▶ Record extracts
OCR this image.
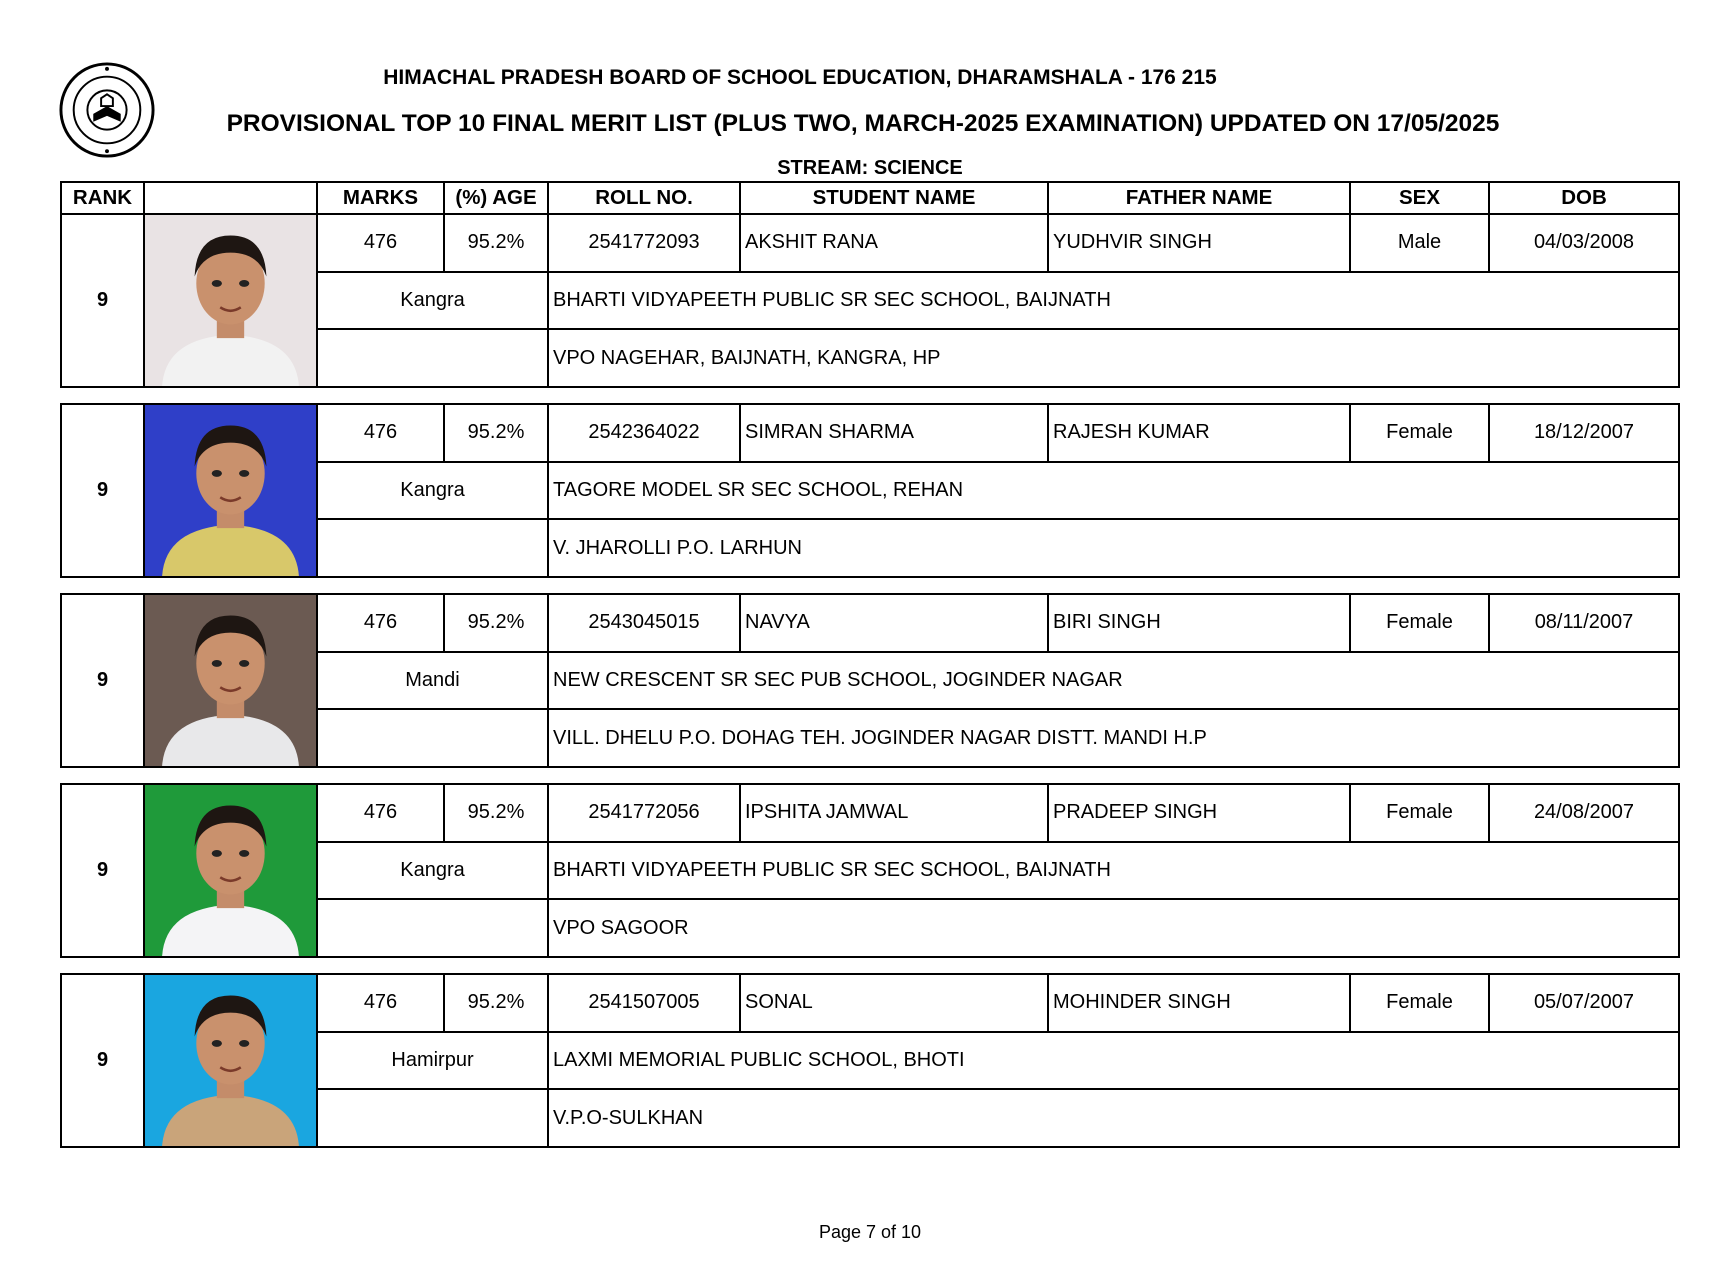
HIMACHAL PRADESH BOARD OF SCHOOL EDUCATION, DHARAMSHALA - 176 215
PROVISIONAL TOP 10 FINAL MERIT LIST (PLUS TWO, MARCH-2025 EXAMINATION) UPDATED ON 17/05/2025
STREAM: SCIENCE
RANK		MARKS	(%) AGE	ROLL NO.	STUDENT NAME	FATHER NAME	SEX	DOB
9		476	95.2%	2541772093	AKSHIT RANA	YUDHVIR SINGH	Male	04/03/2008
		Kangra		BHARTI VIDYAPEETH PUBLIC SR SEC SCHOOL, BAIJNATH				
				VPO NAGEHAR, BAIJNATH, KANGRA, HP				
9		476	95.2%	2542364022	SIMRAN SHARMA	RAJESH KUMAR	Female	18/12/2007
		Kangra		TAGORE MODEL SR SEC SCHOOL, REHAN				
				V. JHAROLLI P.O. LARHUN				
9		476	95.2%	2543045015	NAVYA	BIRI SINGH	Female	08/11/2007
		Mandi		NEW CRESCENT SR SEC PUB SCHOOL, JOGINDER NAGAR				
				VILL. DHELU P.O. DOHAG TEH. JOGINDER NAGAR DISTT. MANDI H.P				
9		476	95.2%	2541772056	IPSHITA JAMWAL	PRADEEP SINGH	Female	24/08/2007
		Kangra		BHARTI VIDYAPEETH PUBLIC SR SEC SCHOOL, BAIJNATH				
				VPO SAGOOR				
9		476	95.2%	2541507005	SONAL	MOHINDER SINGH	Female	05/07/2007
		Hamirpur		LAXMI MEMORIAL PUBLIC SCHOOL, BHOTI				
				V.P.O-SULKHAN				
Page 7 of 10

▶ What the exercise asks
Restate the records above in full, word for word. Keep pictures out.

▶ Exercise result
OCR this image.
HIMACHAL PRADESH BOARD OF SCHOOL EDUCATION, DHARAMSHALA - 176 215
PROVISIONAL TOP 10 FINAL MERIT LIST (PLUS TWO, MARCH-2025 EXAMINATION) UPDATED ON 17/05/2025
STREAM: SCIENCE
RANK		MARKS	(%) AGE	ROLL NO.	STUDENT NAME	FATHER NAME	SEX	DOB
9		476	95.2%	2541772093	AKSHIT RANA	YUDHVIR SINGH	Male	04/03/2008
		Kangra		BHARTI VIDYAPEETH PUBLIC SR SEC SCHOOL, BAIJNATH				
				VPO NAGEHAR, BAIJNATH, KANGRA, HP				
9		476	95.2%	2542364022	SIMRAN SHARMA	RAJESH KUMAR	Female	18/12/2007
		Kangra		TAGORE MODEL SR SEC SCHOOL, REHAN				
				V. JHAROLLI P.O. LARHUN				
9		476	95.2%	2543045015	NAVYA	BIRI SINGH	Female	08/11/2007
		Mandi		NEW CRESCENT SR SEC PUB SCHOOL, JOGINDER NAGAR				
				VILL. DHELU P.O. DOHAG TEH. JOGINDER NAGAR DISTT. MANDI H.P				
9		476	95.2%	2541772056	IPSHITA JAMWAL	PRADEEP SINGH	Female	24/08/2007
		Kangra		BHARTI VIDYAPEETH PUBLIC SR SEC SCHOOL, BAIJNATH				
				VPO SAGOOR				
9		476	95.2%	2541507005	SONAL	MOHINDER SINGH	Female	05/07/2007
		Hamirpur		LAXMI MEMORIAL PUBLIC SCHOOL, BHOTI				
				V.P.O-SULKHAN				
Page 7 of 10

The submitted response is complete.